What you need to do:
List the lines of this listing that hold the word "rgba".

Available data:
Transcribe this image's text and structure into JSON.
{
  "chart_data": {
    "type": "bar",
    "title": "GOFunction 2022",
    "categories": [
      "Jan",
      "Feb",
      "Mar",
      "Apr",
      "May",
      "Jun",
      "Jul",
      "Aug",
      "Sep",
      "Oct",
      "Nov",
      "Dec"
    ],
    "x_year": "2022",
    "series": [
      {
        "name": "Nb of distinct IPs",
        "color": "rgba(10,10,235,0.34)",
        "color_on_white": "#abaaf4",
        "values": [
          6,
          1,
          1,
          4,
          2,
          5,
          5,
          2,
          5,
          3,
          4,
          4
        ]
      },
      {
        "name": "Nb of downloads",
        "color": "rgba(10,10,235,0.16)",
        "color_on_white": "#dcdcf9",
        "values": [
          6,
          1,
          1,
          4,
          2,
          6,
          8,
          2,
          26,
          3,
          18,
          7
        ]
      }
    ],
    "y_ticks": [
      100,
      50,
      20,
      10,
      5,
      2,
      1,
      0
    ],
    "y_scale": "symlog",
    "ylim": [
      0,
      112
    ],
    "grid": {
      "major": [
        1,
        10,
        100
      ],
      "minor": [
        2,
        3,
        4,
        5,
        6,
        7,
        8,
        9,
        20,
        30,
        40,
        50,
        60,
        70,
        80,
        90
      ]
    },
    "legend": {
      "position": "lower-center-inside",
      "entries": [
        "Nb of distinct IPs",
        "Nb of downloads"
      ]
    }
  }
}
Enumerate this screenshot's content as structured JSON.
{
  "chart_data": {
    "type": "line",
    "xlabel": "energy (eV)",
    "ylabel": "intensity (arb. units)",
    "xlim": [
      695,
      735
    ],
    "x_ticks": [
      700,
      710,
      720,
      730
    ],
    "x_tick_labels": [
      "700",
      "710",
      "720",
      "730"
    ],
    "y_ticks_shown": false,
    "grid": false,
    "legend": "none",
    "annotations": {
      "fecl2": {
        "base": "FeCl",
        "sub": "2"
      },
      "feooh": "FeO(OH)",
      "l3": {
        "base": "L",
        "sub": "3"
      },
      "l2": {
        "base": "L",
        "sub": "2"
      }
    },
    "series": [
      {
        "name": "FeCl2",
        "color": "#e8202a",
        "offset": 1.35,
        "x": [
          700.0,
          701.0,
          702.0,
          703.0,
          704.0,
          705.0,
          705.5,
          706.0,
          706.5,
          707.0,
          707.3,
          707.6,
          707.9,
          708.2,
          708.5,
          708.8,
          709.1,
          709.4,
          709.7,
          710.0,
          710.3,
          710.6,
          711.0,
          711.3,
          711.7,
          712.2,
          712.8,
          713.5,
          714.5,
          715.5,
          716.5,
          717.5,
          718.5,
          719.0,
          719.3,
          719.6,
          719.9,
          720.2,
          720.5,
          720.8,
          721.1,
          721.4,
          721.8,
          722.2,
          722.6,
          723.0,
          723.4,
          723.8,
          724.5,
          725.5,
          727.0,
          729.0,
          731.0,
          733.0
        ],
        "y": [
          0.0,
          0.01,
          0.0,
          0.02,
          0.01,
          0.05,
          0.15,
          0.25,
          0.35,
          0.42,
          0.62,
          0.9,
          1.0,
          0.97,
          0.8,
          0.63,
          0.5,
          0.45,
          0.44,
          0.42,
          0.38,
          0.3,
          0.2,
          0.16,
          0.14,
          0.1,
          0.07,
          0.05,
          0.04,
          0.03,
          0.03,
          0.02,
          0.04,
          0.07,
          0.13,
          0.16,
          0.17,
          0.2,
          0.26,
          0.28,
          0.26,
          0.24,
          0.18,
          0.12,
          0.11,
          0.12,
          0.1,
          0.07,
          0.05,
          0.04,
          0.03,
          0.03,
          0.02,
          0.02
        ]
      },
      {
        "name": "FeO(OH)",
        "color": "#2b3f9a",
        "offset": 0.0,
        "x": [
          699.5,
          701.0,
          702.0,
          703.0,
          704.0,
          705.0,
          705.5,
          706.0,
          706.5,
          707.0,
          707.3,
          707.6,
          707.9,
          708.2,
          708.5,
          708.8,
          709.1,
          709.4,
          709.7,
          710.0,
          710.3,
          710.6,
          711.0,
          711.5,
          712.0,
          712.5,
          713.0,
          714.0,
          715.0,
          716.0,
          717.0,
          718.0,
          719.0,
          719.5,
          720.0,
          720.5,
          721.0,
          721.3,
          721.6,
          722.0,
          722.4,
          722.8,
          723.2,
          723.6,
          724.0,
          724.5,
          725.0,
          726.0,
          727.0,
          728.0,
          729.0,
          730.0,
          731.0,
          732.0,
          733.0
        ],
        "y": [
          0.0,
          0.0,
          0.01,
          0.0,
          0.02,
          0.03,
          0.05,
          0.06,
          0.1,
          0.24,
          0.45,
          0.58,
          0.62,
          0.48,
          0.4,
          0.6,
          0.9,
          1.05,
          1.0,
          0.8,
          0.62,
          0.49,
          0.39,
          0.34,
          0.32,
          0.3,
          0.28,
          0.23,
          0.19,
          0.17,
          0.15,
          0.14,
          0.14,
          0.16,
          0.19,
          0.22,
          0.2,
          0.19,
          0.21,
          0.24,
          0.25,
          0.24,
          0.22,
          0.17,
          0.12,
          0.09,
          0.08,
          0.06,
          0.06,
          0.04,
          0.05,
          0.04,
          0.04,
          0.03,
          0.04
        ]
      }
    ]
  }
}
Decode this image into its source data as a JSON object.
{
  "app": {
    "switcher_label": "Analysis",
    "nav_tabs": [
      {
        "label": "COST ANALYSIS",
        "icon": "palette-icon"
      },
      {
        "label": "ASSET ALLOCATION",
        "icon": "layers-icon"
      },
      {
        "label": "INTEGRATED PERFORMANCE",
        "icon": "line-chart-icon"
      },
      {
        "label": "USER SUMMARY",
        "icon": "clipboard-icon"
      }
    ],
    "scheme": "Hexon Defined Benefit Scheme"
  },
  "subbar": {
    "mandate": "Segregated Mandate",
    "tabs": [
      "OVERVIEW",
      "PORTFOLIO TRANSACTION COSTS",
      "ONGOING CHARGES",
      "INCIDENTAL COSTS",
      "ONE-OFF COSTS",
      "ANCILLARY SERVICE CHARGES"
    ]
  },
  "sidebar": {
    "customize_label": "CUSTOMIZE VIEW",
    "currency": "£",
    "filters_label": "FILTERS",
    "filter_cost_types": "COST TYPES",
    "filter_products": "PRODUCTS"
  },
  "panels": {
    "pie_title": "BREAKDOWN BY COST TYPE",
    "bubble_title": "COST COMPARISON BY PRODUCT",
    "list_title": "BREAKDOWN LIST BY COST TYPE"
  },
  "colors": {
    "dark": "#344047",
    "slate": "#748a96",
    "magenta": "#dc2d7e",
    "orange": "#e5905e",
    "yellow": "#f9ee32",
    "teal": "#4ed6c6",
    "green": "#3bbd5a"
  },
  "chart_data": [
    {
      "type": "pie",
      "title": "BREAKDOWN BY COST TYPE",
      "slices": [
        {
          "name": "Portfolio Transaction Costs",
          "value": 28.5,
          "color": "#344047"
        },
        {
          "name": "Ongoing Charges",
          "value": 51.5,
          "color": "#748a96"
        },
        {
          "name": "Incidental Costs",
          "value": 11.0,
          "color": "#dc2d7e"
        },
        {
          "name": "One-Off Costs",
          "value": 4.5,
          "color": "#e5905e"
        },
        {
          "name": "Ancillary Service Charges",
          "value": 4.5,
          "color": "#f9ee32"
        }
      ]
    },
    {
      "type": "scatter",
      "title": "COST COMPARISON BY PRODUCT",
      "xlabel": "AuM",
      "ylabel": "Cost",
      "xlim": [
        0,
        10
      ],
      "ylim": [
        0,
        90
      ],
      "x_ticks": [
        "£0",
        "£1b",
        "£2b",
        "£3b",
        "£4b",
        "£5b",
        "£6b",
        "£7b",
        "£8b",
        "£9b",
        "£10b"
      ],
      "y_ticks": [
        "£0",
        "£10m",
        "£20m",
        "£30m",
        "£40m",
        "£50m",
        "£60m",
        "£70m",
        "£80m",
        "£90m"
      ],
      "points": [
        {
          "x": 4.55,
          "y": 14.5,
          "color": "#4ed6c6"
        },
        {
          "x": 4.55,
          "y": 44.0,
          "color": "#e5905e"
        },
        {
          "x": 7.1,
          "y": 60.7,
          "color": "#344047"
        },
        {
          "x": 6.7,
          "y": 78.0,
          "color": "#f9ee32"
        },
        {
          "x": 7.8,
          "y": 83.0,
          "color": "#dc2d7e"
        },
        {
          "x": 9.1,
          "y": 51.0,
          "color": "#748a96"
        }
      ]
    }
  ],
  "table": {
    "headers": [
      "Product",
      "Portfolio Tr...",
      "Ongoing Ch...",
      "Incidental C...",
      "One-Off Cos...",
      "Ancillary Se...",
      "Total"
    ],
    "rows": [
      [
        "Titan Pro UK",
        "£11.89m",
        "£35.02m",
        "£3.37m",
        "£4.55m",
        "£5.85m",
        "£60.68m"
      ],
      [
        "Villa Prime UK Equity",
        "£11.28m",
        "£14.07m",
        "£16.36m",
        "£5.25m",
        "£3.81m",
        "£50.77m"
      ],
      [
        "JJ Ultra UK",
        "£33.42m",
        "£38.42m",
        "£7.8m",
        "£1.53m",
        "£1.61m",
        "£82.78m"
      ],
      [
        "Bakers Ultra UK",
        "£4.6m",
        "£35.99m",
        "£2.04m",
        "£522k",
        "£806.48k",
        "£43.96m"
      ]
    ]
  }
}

Expected answer:
        "color": "rgba(10,10,235,0.34)",
        "color": "rgba(10,10,235,0.16)",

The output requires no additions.